**Work to do**
Print the records below exactly as they appear.

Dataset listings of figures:
============================================================
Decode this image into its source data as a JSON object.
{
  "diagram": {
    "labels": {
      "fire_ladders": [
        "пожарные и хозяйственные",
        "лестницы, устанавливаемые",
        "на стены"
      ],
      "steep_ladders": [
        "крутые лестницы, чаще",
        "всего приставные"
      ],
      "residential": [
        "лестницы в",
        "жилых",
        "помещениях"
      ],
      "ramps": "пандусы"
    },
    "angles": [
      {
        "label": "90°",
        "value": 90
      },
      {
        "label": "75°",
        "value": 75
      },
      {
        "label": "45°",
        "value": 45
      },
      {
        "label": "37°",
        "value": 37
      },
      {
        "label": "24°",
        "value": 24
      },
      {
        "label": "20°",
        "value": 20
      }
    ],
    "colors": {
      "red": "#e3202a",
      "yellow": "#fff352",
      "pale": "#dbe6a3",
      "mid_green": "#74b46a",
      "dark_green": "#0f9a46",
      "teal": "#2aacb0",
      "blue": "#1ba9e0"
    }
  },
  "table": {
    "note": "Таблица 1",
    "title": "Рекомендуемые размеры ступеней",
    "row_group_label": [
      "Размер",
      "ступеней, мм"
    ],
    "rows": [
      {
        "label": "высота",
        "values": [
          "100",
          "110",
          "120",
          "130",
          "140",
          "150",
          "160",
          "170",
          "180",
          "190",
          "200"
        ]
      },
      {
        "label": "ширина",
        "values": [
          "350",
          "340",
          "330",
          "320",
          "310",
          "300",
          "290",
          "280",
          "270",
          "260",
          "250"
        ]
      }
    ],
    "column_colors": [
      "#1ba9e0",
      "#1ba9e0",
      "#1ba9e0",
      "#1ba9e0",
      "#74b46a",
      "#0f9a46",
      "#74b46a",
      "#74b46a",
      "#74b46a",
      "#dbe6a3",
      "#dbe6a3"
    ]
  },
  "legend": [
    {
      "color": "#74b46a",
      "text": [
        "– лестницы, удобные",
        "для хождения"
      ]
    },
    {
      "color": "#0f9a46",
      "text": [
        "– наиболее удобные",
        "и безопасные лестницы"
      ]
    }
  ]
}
============================================================
**Full solution**
Decode this image into its source data as a JSON object.
{
  "diagram": {
    "labels": {
      "fire_ladders": [
        "пожарные и хозяйственные",
        "лестницы, устанавливаемые",
        "на стены"
      ],
      "steep_ladders": [
        "крутые лестницы, чаще",
        "всего приставные"
      ],
      "residential": [
        "лестницы в",
        "жилых",
        "помещениях"
      ],
      "ramps": "пандусы"
    },
    "angles": [
      {
        "label": "90°",
        "value": 90
      },
      {
        "label": "75°",
        "value": 75
      },
      {
        "label": "45°",
        "value": 45
      },
      {
        "label": "37°",
        "value": 37
      },
      {
        "label": "24°",
        "value": 24
      },
      {
        "label": "20°",
        "value": 20
      }
    ],
    "colors": {
      "red": "#e3202a",
      "yellow": "#fff352",
      "pale": "#dbe6a3",
      "mid_green": "#74b46a",
      "dark_green": "#0f9a46",
      "teal": "#2aacb0",
      "blue": "#1ba9e0"
    }
  },
  "table": {
    "note": "Таблица 1",
    "title": "Рекомендуемые размеры ступеней",
    "row_group_label": [
      "Размер",
      "ступеней, мм"
    ],
    "rows": [
      {
        "label": "высота",
        "values": [
          "100",
          "110",
          "120",
          "130",
          "140",
          "150",
          "160",
          "170",
          "180",
          "190",
          "200"
        ]
      },
      {
        "label": "ширина",
        "values": [
          "350",
          "340",
          "330",
          "320",
          "310",
          "300",
          "290",
          "280",
          "270",
          "260",
          "250"
        ]
      }
    ],
    "column_colors": [
      "#1ba9e0",
      "#1ba9e0",
      "#1ba9e0",
      "#1ba9e0",
      "#74b46a",
      "#0f9a46",
      "#74b46a",
      "#74b46a",
      "#74b46a",
      "#dbe6a3",
      "#dbe6a3"
    ]
  },
  "legend": [
    {
      "color": "#74b46a",
      "text": [
        "– лестницы, удобные",
        "для хождения"
      ]
    },
    {
      "color": "#0f9a46",
      "text": [
        "– наиболее удобные",
        "и безопасные лестницы"
      ]
    }
  ]
}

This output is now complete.